* _MATERIALS PROVIDED_:
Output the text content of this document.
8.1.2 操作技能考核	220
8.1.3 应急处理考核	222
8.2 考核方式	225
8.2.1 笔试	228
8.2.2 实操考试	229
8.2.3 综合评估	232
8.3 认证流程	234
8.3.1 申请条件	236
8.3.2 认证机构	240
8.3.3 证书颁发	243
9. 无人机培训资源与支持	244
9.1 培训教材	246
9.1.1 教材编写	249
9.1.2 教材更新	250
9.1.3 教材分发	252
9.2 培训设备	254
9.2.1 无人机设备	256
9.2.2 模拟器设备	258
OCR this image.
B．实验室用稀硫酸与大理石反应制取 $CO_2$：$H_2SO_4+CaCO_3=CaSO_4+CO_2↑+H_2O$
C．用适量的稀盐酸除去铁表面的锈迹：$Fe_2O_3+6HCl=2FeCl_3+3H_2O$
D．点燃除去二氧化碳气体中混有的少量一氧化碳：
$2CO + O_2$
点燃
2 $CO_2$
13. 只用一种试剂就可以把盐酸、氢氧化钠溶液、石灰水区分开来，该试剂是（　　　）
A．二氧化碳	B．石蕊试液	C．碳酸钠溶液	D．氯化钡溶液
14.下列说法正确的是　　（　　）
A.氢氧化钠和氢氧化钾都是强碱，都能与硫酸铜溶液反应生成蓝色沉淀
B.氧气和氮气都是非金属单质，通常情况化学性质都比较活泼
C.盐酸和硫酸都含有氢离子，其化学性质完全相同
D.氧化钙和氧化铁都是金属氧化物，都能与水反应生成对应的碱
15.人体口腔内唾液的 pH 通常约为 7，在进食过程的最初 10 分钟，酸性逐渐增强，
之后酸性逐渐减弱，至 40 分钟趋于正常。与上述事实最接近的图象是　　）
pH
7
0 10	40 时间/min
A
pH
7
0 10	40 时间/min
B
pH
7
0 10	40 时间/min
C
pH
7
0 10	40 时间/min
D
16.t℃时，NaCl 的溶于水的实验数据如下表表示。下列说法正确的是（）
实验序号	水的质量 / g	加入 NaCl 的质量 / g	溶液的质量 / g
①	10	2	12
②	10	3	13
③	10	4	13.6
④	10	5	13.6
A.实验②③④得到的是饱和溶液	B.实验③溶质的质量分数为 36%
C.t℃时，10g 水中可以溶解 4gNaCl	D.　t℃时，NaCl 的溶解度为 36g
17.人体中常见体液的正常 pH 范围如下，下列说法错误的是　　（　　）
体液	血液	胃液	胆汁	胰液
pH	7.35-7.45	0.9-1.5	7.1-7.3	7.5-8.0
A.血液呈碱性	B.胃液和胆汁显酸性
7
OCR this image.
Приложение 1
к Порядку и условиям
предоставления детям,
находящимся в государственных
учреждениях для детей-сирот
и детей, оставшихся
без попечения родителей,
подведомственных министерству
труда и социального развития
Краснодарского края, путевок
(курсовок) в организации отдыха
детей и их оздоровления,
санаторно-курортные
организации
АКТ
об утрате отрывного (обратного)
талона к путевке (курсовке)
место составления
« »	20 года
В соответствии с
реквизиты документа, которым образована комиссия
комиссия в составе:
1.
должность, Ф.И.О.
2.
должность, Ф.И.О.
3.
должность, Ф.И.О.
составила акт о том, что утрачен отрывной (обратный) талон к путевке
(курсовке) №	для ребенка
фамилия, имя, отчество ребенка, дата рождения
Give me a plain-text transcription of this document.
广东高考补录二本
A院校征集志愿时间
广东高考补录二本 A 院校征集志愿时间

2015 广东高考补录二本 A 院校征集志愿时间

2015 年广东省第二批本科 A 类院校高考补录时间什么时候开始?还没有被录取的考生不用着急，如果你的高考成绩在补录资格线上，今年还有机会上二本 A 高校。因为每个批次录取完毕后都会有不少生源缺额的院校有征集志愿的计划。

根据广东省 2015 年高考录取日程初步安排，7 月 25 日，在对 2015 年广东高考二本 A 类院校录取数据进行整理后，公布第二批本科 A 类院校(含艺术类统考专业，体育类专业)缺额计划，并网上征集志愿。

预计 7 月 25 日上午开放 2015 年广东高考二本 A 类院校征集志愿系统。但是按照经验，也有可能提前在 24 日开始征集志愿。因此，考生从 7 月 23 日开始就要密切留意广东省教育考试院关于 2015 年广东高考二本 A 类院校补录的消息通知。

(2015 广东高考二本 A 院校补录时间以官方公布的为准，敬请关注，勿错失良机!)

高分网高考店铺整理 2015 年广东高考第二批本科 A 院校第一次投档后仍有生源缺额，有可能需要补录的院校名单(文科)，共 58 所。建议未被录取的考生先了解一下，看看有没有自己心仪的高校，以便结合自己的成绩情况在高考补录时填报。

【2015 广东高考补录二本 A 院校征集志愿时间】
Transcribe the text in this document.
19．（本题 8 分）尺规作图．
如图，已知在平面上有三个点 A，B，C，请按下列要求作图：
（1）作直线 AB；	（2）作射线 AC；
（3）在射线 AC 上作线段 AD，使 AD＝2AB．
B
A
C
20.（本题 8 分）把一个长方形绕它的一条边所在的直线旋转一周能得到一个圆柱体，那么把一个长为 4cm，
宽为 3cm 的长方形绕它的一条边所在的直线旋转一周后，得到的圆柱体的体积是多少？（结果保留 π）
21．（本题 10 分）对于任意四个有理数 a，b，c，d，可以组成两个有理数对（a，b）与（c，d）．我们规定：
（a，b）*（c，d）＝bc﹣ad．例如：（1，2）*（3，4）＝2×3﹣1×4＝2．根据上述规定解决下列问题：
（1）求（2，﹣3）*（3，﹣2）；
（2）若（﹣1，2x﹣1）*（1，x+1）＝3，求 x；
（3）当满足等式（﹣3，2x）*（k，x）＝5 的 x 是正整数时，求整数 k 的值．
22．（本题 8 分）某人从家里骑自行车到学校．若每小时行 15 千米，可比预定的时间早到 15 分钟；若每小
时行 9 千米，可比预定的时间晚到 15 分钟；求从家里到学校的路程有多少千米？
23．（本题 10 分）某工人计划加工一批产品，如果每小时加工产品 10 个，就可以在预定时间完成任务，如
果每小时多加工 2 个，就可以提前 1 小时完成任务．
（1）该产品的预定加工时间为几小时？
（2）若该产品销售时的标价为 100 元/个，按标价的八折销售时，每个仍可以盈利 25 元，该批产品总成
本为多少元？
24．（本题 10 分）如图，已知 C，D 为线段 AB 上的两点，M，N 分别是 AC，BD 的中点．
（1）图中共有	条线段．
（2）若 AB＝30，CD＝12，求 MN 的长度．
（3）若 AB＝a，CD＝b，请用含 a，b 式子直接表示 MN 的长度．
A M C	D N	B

* _THE PROBLEM_: Report how many lines contain "путевке". Give nothing but the number.

* _EXERCISE OUTPUT_: 2